What the task requires:
Repeat the entire listing exactly as written.

Records provided:
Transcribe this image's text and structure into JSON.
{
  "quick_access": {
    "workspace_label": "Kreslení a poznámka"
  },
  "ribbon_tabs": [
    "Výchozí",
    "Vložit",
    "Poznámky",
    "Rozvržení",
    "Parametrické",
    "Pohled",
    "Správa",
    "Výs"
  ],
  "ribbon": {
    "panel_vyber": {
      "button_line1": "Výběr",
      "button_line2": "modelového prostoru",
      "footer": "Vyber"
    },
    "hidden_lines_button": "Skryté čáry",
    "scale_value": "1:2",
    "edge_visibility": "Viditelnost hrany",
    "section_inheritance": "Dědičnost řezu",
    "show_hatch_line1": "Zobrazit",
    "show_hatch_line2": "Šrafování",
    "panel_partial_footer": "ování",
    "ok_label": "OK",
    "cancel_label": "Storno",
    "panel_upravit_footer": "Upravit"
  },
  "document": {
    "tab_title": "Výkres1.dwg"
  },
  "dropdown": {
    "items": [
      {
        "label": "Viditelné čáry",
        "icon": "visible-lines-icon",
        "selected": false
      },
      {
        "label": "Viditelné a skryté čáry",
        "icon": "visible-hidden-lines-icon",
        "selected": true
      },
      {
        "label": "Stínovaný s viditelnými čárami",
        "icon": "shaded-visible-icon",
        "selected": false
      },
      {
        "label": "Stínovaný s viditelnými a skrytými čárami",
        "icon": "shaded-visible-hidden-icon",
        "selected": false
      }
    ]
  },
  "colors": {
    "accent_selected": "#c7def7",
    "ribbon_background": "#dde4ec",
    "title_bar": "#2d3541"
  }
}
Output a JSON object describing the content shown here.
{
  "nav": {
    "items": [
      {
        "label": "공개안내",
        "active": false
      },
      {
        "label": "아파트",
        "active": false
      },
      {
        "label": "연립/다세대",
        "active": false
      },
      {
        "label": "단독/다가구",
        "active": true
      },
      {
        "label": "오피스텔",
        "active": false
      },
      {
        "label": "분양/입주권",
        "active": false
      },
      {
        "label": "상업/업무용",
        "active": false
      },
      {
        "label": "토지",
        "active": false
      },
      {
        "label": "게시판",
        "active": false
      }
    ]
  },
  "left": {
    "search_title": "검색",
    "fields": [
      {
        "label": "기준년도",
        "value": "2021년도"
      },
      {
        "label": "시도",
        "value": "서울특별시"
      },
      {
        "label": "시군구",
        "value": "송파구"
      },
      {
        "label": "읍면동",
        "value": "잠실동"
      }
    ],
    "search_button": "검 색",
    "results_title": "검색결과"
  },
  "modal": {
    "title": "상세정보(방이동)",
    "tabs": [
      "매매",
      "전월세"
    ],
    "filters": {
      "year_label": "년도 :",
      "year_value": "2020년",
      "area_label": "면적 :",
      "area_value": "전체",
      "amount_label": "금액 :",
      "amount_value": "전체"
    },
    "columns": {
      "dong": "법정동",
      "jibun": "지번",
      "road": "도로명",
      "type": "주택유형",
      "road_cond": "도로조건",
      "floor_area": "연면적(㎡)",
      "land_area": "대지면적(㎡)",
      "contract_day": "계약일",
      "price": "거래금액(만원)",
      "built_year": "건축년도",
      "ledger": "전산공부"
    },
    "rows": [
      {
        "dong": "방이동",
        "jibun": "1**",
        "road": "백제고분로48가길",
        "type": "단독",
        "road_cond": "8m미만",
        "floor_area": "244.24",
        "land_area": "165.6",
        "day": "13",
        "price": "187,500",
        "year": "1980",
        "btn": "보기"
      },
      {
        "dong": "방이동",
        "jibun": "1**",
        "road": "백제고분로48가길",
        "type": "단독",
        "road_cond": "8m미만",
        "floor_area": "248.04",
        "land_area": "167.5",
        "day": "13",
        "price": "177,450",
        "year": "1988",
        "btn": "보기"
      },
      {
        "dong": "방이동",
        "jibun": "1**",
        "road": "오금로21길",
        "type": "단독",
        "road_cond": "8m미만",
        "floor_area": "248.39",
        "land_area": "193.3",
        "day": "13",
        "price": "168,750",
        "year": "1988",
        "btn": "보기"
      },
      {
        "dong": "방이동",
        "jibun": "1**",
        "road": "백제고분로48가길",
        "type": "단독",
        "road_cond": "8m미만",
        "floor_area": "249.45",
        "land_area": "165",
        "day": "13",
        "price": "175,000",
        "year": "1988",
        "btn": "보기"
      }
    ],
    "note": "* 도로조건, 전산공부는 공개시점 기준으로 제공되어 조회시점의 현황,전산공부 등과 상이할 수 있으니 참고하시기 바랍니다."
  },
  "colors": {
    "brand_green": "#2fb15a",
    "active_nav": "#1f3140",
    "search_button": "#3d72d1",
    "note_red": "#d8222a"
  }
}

The answer:
Transcribe this image's text and structure into JSON.
{
  "quick_access": {
    "workspace_label": "Kreslení a poznámka"
  },
  "ribbon_tabs": [
    "Výchozí",
    "Vložit",
    "Poznámky",
    "Rozvržení",
    "Parametrické",
    "Pohled",
    "Správa",
    "Výs"
  ],
  "ribbon": {
    "panel_vyber": {
      "button_line1": "Výběr",
      "button_line2": "modelového prostoru",
      "footer": "Vyber"
    },
    "hidden_lines_button": "Skryté čáry",
    "scale_value": "1:2",
    "edge_visibility": "Viditelnost hrany",
    "section_inheritance": "Dědičnost řezu",
    "show_hatch_line1": "Zobrazit",
    "show_hatch_line2": "Šrafování",
    "panel_partial_footer": "ování",
    "ok_label": "OK",
    "cancel_label": "Storno",
    "panel_upravit_footer": "Upravit"
  },
  "document": {
    "tab_title": "Výkres1.dwg"
  },
  "dropdown": {
    "items": [
      {
        "label": "Viditelné čáry",
        "icon": "visible-lines-icon",
        "selected": false
      },
      {
        "label": "Viditelné a skryté čáry",
        "icon": "visible-hidden-lines-icon",
        "selected": true
      },
      {
        "label": "Stínovaný s viditelnými čárami",
        "icon": "shaded-visible-icon",
        "selected": false
      },
      {
        "label": "Stínovaný s viditelnými a skrytými čárami",
        "icon": "shaded-visible-hidden-icon",
        "selected": false
      }
    ]
  },
  "colors": {
    "accent_selected": "#c7def7",
    "ribbon_background": "#dde4ec",
    "title_bar": "#2d3541"
  }
}
Output a JSON object describing the content shown here.
{
  "nav": {
    "items": [
      {
        "label": "공개안내",
        "active": false
      },
      {
        "label": "아파트",
        "active": false
      },
      {
        "label": "연립/다세대",
        "active": false
      },
      {
        "label": "단독/다가구",
        "active": true
      },
      {
        "label": "오피스텔",
        "active": false
      },
      {
        "label": "분양/입주권",
        "active": false
      },
      {
        "label": "상업/업무용",
        "active": false
      },
      {
        "label": "토지",
        "active": false
      },
      {
        "label": "게시판",
        "active": false
      }
    ]
  },
  "left": {
    "search_title": "검색",
    "fields": [
      {
        "label": "기준년도",
        "value": "2021년도"
      },
      {
        "label": "시도",
        "value": "서울특별시"
      },
      {
        "label": "시군구",
        "value": "송파구"
      },
      {
        "label": "읍면동",
        "value": "잠실동"
      }
    ],
    "search_button": "검 색",
    "results_title": "검색결과"
  },
  "modal": {
    "title": "상세정보(방이동)",
    "tabs": [
      "매매",
      "전월세"
    ],
    "filters": {
      "year_label": "년도 :",
      "year_value": "2020년",
      "area_label": "면적 :",
      "area_value": "전체",
      "amount_label": "금액 :",
      "amount_value": "전체"
    },
    "columns": {
      "dong": "법정동",
      "jibun": "지번",
      "road": "도로명",
      "type": "주택유형",
      "road_cond": "도로조건",
      "floor_area": "연면적(㎡)",
      "land_area": "대지면적(㎡)",
      "contract_day": "계약일",
      "price": "거래금액(만원)",
      "built_year": "건축년도",
      "ledger": "전산공부"
    },
    "rows": [
      {
        "dong": "방이동",
        "jibun": "1**",
        "road": "백제고분로48가길",
        "type": "단독",
        "road_cond": "8m미만",
        "floor_area": "244.24",
        "land_area": "165.6",
        "day": "13",
        "price": "187,500",
        "year": "1980",
        "btn": "보기"
      },
      {
        "dong": "방이동",
        "jibun": "1**",
        "road": "백제고분로48가길",
        "type": "단독",
        "road_cond": "8m미만",
        "floor_area": "248.04",
        "land_area": "167.5",
        "day": "13",
        "price": "177,450",
        "year": "1988",
        "btn": "보기"
      },
      {
        "dong": "방이동",
        "jibun": "1**",
        "road": "오금로21길",
        "type": "단독",
        "road_cond": "8m미만",
        "floor_area": "248.39",
        "land_area": "193.3",
        "day": "13",
        "price": "168,750",
        "year": "1988",
        "btn": "보기"
      },
      {
        "dong": "방이동",
        "jibun": "1**",
        "road": "백제고분로48가길",
        "type": "단독",
        "road_cond": "8m미만",
        "floor_area": "249.45",
        "land_area": "165",
        "day": "13",
        "price": "175,000",
        "year": "1988",
        "btn": "보기"
      }
    ],
    "note": "* 도로조건, 전산공부는 공개시점 기준으로 제공되어 조회시점의 현황,전산공부 등과 상이할 수 있으니 참고하시기 바랍니다."
  },
  "colors": {
    "brand_green": "#2fb15a",
    "active_nav": "#1f3140",
    "search_button": "#3d72d1",
    "note_red": "#d8222a"
  }
}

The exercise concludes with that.